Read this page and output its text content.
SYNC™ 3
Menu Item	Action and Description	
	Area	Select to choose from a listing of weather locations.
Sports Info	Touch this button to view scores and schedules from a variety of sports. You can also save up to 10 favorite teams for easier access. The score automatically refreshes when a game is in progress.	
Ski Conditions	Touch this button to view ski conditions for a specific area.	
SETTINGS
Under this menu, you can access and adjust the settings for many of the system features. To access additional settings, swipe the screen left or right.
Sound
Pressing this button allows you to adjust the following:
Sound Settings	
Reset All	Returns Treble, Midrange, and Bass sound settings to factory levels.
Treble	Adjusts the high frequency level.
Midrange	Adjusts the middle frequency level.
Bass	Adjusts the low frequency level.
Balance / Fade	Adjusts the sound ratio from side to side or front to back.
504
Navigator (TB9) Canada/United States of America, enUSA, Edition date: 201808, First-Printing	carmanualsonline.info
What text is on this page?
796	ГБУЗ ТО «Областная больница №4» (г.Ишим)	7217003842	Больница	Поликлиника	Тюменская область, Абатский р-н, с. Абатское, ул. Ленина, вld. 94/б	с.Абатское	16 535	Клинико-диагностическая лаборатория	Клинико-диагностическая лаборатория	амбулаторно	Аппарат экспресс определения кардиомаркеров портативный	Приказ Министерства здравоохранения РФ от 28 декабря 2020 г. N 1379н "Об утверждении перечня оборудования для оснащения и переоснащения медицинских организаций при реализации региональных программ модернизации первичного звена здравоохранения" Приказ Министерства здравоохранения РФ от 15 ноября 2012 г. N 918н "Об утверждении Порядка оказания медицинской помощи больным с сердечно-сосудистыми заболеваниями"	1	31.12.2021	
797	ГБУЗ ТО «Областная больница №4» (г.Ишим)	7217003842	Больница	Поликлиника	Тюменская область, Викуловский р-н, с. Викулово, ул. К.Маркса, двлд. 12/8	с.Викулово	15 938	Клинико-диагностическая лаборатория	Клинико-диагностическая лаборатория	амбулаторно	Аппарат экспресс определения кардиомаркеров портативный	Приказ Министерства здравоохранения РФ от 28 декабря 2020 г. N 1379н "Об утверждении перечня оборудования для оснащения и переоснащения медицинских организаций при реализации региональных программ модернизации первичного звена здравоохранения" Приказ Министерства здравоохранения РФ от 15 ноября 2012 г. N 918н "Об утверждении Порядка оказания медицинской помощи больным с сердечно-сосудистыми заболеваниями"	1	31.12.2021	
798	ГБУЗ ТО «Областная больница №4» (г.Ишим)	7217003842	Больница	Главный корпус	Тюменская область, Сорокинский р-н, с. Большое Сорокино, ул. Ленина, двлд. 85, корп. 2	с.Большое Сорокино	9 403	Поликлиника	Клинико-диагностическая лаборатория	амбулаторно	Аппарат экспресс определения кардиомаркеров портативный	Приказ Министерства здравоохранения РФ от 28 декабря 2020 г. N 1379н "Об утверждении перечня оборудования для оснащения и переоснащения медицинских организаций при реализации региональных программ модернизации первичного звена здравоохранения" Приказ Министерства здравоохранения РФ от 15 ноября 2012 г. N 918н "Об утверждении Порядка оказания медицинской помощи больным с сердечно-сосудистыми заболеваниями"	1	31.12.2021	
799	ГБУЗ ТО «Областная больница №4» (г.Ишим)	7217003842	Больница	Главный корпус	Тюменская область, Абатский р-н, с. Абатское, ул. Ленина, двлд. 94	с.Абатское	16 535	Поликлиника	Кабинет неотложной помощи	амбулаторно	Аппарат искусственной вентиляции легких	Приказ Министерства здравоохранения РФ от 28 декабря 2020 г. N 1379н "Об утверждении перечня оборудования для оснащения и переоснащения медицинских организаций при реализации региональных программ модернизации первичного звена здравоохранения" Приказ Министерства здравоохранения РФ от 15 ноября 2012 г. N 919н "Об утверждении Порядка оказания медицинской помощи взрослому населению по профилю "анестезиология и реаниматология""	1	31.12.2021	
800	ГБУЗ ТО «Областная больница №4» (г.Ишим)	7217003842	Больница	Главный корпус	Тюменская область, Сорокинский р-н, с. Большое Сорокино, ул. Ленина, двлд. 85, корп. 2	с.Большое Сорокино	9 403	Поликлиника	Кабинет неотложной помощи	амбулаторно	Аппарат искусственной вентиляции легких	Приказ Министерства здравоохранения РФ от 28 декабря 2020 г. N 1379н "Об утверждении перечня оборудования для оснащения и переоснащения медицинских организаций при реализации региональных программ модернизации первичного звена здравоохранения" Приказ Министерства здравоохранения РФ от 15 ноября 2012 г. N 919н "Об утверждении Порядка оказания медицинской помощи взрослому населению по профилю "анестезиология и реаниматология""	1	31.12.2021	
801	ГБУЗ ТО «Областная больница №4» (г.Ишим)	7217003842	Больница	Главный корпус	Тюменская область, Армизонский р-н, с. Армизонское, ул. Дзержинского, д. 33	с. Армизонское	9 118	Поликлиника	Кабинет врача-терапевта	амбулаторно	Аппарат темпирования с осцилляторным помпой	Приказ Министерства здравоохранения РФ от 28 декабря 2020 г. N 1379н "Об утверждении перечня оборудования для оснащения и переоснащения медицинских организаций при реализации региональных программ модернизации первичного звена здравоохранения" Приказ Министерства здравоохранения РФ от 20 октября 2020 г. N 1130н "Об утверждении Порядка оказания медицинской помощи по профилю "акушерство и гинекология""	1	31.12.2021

************

-- Goal --
Type the material above out again, exactly.

-- Response to the exercise --
Read this page and output its text content.
SYNC™ 3
Menu Item	Action and Description	
	Area	Select to choose from a listing of weather locations.
Sports Info	Touch this button to view scores and schedules from a variety of sports. You can also save up to 10 favorite teams for easier access. The score automatically refreshes when a game is in progress.	
Ski Conditions	Touch this button to view ski conditions for a specific area.	
SETTINGS
Under this menu, you can access and adjust the settings for many of the system features. To access additional settings, swipe the screen left or right.
Sound
Pressing this button allows you to adjust the following:
Sound Settings	
Reset All	Returns Treble, Midrange, and Bass sound settings to factory levels.
Treble	Adjusts the high frequency level.
Midrange	Adjusts the middle frequency level.
Bass	Adjusts the low frequency level.
Balance / Fade	Adjusts the sound ratio from side to side or front to back.
504
Navigator (TB9) Canada/United States of America, enUSA, Edition date: 201808, First-Printing	carmanualsonline.info
What text is on this page?
796	ГБУЗ ТО «Областная больница №4» (г.Ишим)	7217003842	Больница	Поликлиника	Тюменская область, Абатский р-н, с. Абатское, ул. Ленина, вld. 94/б	с.Абатское	16 535	Клинико-диагностическая лаборатория	Клинико-диагностическая лаборатория	амбулаторно	Аппарат экспресс определения кардиомаркеров портативный	Приказ Министерства здравоохранения РФ от 28 декабря 2020 г. N 1379н "Об утверждении перечня оборудования для оснащения и переоснащения медицинских организаций при реализации региональных программ модернизации первичного звена здравоохранения" Приказ Министерства здравоохранения РФ от 15 ноября 2012 г. N 918н "Об утверждении Порядка оказания медицинской помощи больным с сердечно-сосудистыми заболеваниями"	1	31.12.2021	
797	ГБУЗ ТО «Областная больница №4» (г.Ишим)	7217003842	Больница	Поликлиника	Тюменская область, Викуловский р-н, с. Викулово, ул. К.Маркса, двлд. 12/8	с.Викулово	15 938	Клинико-диагностическая лаборатория	Клинико-диагностическая лаборатория	амбулаторно	Аппарат экспресс определения кардиомаркеров портативный	Приказ Министерства здравоохранения РФ от 28 декабря 2020 г. N 1379н "Об утверждении перечня оборудования для оснащения и переоснащения медицинских организаций при реализации региональных программ модернизации первичного звена здравоохранения" Приказ Министерства здравоохранения РФ от 15 ноября 2012 г. N 918н "Об утверждении Порядка оказания медицинской помощи больным с сердечно-сосудистыми заболеваниями"	1	31.12.2021	
798	ГБУЗ ТО «Областная больница №4» (г.Ишим)	7217003842	Больница	Главный корпус	Тюменская область, Сорокинский р-н, с. Большое Сорокино, ул. Ленина, двлд. 85, корп. 2	с.Большое Сорокино	9 403	Поликлиника	Клинико-диагностическая лаборатория	амбулаторно	Аппарат экспресс определения кардиомаркеров портативный	Приказ Министерства здравоохранения РФ от 28 декабря 2020 г. N 1379н "Об утверждении перечня оборудования для оснащения и переоснащения медицинских организаций при реализации региональных программ модернизации первичного звена здравоохранения" Приказ Министерства здравоохранения РФ от 15 ноября 2012 г. N 918н "Об утверждении Порядка оказания медицинской помощи больным с сердечно-сосудистыми заболеваниями"	1	31.12.2021	
799	ГБУЗ ТО «Областная больница №4» (г.Ишим)	7217003842	Больница	Главный корпус	Тюменская область, Абатский р-н, с. Абатское, ул. Ленина, двлд. 94	с.Абатское	16 535	Поликлиника	Кабинет неотложной помощи	амбулаторно	Аппарат искусственной вентиляции легких	Приказ Министерства здравоохранения РФ от 28 декабря 2020 г. N 1379н "Об утверждении перечня оборудования для оснащения и переоснащения медицинских организаций при реализации региональных программ модернизации первичного звена здравоохранения" Приказ Министерства здравоохранения РФ от 15 ноября 2012 г. N 919н "Об утверждении Порядка оказания медицинской помощи взрослому населению по профилю "анестезиология и реаниматология""	1	31.12.2021	
800	ГБУЗ ТО «Областная больница №4» (г.Ишим)	7217003842	Больница	Главный корпус	Тюменская область, Сорокинский р-н, с. Большое Сорокино, ул. Ленина, двлд. 85, корп. 2	с.Большое Сорокино	9 403	Поликлиника	Кабинет неотложной помощи	амбулаторно	Аппарат искусственной вентиляции легких	Приказ Министерства здравоохранения РФ от 28 декабря 2020 г. N 1379н "Об утверждении перечня оборудования для оснащения и переоснащения медицинских организаций при реализации региональных программ модернизации первичного звена здравоохранения" Приказ Министерства здравоохранения РФ от 15 ноября 2012 г. N 919н "Об утверждении Порядка оказания медицинской помощи взрослому населению по профилю "анестезиология и реаниматология""	1	31.12.2021	
801	ГБУЗ ТО «Областная больница №4» (г.Ишим)	7217003842	Больница	Главный корпус	Тюменская область, Армизонский р-н, с. Армизонское, ул. Дзержинского, д. 33	с. Армизонское	9 118	Поликлиника	Кабинет врача-терапевта	амбулаторно	Аппарат темпирования с осцилляторным помпой	Приказ Министерства здравоохранения РФ от 28 декабря 2020 г. N 1379н "Об утверждении перечня оборудования для оснащения и переоснащения медицинских организаций при реализации региональных программ модернизации первичного звена здравоохранения" Приказ Министерства здравоохранения РФ от 20 октября 2020 г. N 1130н "Об утверждении Порядка оказания медицинской помощи по профилю "акушерство и гинекология""	1	31.12.2021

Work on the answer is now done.